**SHORT TASK:** Determine which lines of the records include the word "JSON", and copy them.

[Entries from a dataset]

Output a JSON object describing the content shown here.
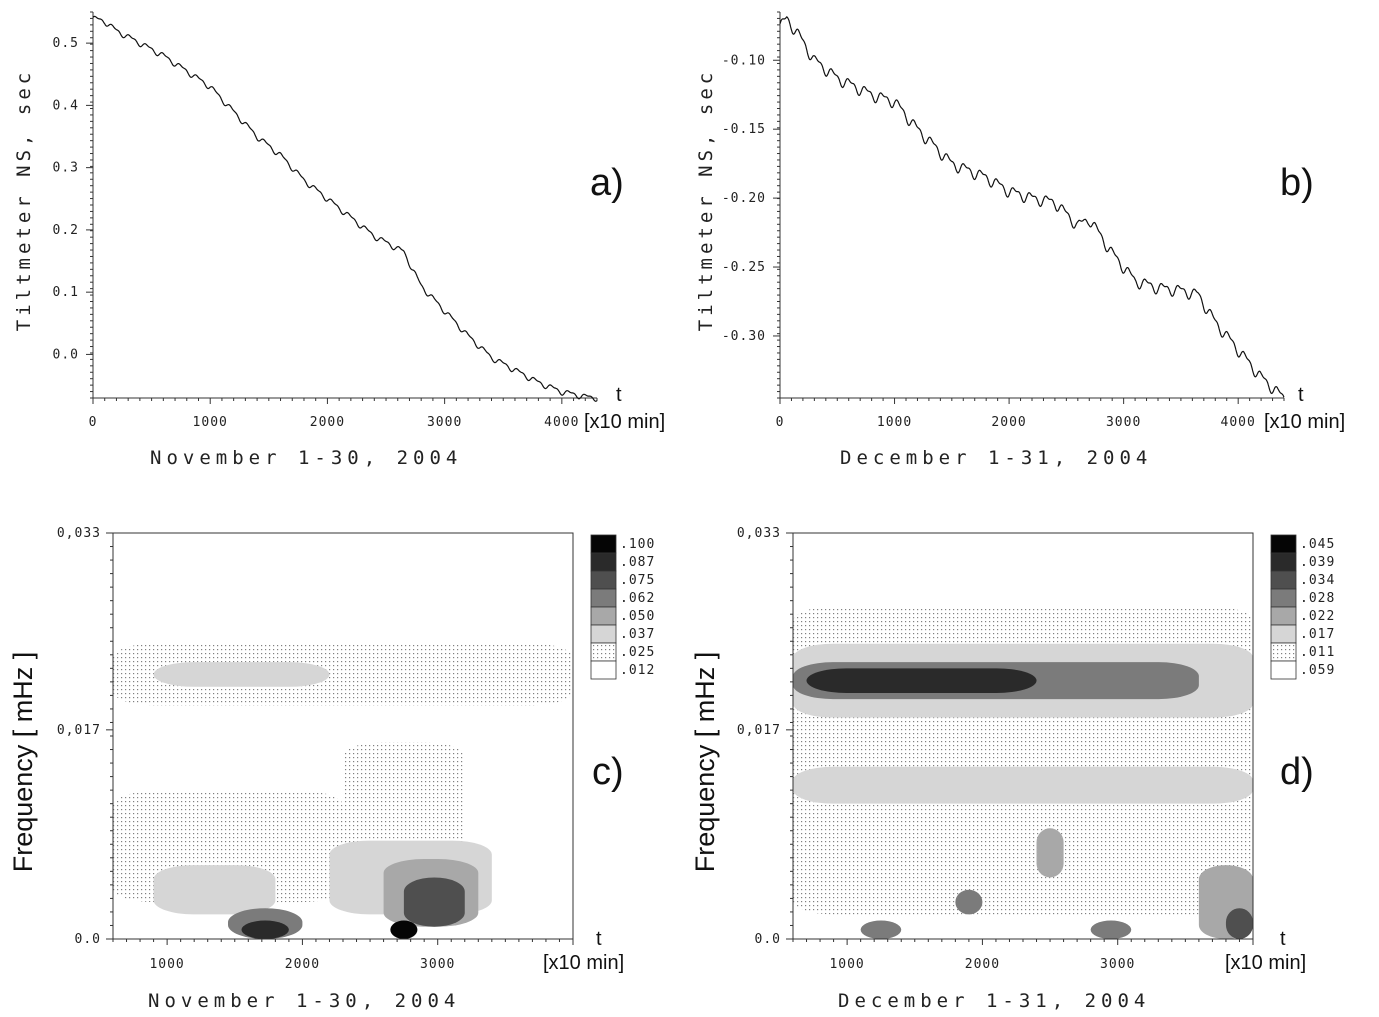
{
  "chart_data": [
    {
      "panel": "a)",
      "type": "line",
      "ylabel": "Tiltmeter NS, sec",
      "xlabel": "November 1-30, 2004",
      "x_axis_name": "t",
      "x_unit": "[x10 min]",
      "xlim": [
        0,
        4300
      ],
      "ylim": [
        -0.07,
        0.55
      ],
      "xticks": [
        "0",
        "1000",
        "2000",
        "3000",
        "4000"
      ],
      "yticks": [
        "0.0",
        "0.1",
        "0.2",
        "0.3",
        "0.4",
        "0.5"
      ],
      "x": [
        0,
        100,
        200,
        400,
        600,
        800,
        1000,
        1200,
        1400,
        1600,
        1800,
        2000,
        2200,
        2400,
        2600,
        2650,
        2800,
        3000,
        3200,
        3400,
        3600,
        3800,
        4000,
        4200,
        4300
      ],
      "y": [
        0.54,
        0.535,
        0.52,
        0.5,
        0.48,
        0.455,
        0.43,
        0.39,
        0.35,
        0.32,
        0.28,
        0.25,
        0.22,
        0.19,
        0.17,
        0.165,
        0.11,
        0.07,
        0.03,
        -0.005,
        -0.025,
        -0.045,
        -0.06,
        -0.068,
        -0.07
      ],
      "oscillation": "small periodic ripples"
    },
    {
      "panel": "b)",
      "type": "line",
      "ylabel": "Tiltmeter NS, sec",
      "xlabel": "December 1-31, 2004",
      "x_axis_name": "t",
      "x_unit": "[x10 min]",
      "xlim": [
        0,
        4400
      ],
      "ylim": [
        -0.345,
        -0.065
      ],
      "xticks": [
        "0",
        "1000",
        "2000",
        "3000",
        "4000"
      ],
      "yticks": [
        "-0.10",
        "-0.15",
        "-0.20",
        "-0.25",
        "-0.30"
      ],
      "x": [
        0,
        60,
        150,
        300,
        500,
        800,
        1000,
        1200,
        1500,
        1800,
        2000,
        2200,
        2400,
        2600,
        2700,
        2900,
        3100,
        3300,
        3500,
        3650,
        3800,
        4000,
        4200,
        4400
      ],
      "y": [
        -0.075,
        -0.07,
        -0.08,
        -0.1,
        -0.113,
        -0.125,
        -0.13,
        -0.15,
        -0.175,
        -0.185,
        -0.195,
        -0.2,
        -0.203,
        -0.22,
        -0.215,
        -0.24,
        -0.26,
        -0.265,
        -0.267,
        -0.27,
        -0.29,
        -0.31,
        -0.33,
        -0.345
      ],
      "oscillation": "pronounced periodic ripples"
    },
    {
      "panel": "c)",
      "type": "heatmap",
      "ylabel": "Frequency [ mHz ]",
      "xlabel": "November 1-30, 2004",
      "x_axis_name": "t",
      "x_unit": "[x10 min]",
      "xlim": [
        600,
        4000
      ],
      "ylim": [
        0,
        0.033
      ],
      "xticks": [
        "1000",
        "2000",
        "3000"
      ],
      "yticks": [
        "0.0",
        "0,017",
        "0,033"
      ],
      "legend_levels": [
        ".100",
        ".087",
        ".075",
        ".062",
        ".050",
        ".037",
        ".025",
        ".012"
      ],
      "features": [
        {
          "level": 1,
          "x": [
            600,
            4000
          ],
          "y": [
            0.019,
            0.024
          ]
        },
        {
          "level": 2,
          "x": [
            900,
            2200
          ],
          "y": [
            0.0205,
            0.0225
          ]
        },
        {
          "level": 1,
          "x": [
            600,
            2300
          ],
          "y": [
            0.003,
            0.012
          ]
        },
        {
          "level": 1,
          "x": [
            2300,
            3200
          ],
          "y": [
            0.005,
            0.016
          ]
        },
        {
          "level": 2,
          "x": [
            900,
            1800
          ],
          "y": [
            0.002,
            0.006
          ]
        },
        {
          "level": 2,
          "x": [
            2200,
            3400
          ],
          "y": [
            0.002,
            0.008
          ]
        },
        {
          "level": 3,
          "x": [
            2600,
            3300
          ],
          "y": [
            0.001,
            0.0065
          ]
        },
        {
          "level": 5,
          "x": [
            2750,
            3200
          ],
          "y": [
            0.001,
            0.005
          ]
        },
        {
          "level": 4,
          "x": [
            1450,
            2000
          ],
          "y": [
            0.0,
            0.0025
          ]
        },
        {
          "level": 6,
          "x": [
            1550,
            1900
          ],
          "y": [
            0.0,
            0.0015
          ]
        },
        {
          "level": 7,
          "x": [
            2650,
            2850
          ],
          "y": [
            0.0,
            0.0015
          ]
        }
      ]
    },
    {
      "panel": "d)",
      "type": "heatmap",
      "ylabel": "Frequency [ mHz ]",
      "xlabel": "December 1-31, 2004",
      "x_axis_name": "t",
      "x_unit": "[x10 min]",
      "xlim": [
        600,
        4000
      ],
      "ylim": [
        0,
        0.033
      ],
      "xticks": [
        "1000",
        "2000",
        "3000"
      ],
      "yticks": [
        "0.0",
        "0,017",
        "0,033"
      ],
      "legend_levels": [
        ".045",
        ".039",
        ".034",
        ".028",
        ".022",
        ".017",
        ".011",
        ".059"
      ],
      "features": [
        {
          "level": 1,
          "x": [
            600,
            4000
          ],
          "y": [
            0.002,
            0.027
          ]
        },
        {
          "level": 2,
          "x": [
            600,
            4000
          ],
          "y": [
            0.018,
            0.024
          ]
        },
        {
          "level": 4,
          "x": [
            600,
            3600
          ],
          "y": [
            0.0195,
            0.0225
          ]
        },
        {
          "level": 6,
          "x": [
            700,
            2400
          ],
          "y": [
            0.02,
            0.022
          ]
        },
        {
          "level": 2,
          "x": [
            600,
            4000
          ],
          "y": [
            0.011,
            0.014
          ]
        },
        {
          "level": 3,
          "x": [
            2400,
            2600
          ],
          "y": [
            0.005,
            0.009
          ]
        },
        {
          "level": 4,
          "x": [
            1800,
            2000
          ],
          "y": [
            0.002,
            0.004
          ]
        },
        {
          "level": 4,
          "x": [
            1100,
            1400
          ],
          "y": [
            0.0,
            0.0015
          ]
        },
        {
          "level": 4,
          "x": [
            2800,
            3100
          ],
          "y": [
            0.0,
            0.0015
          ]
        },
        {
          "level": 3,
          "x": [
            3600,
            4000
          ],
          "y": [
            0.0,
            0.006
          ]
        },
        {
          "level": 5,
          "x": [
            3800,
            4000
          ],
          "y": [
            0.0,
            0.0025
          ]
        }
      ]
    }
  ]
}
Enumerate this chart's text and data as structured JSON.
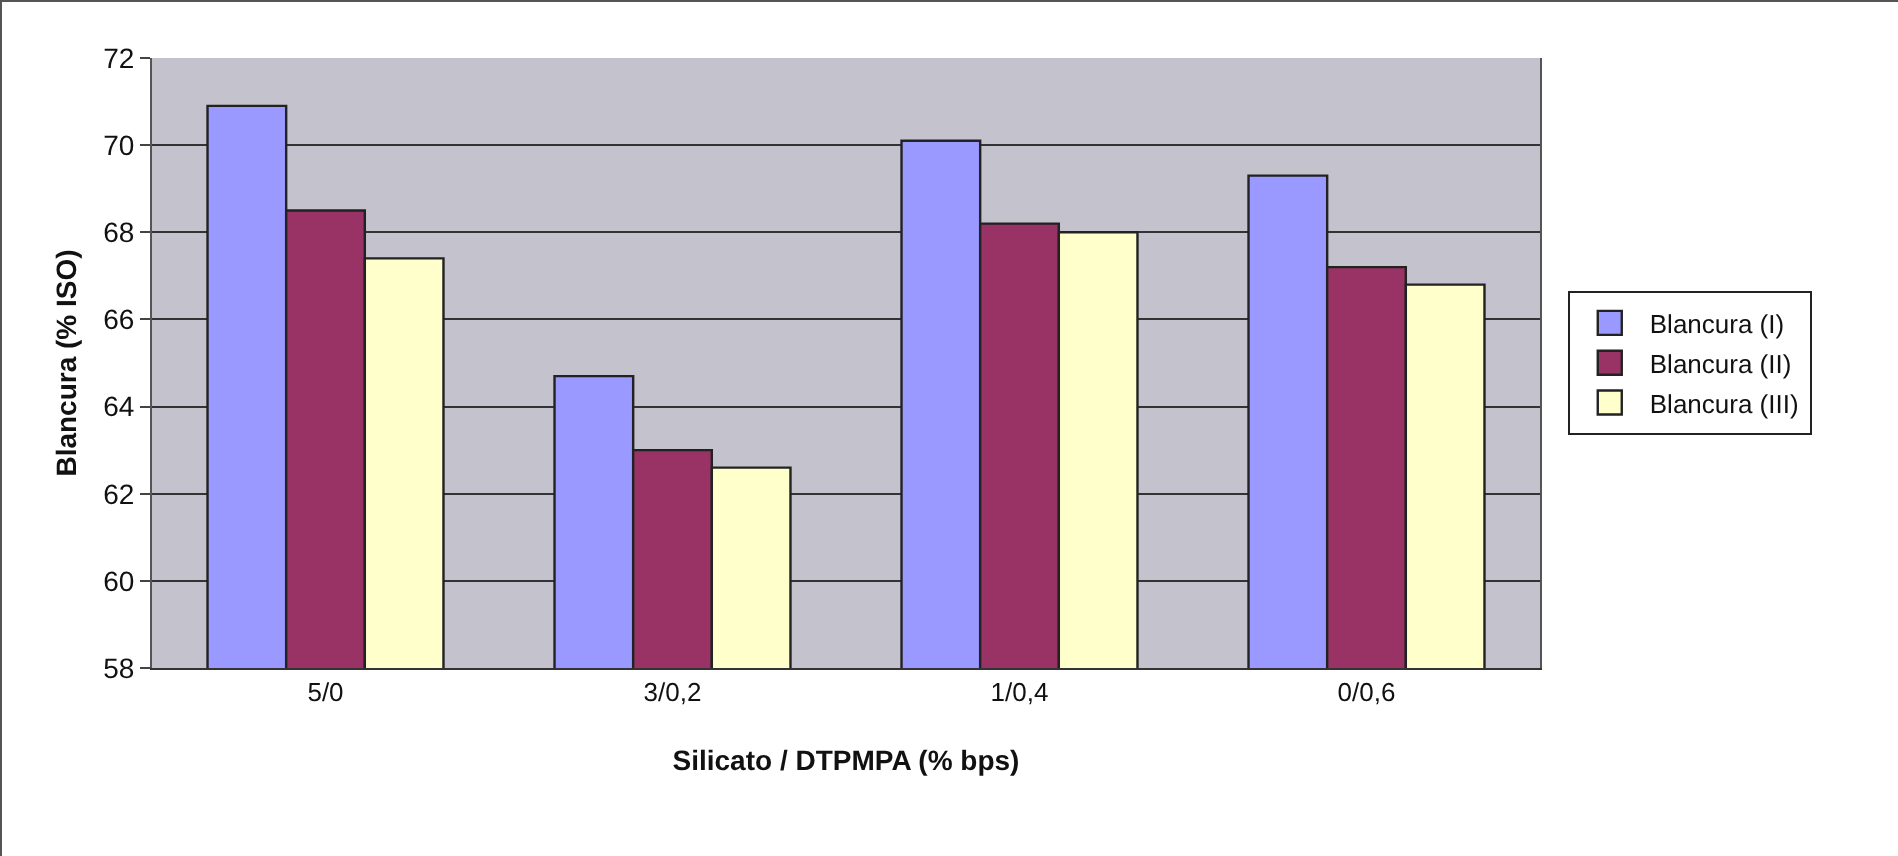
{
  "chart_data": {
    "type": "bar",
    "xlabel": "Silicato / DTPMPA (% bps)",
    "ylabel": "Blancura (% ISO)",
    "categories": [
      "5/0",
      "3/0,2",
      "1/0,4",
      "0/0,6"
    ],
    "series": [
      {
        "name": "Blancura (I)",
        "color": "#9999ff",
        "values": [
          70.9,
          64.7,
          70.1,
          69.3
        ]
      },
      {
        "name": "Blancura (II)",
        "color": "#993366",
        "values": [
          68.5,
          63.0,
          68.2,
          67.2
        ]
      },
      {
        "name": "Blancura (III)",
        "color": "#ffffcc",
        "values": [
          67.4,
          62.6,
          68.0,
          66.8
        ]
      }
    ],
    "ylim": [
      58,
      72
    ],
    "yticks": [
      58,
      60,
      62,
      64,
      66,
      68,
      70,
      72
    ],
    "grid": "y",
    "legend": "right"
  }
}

**OUTPUT FOR THIS EXERCISE:**
Output a JSON object describing the content shown here.
Enumerate this chart's text and data as structured JSON.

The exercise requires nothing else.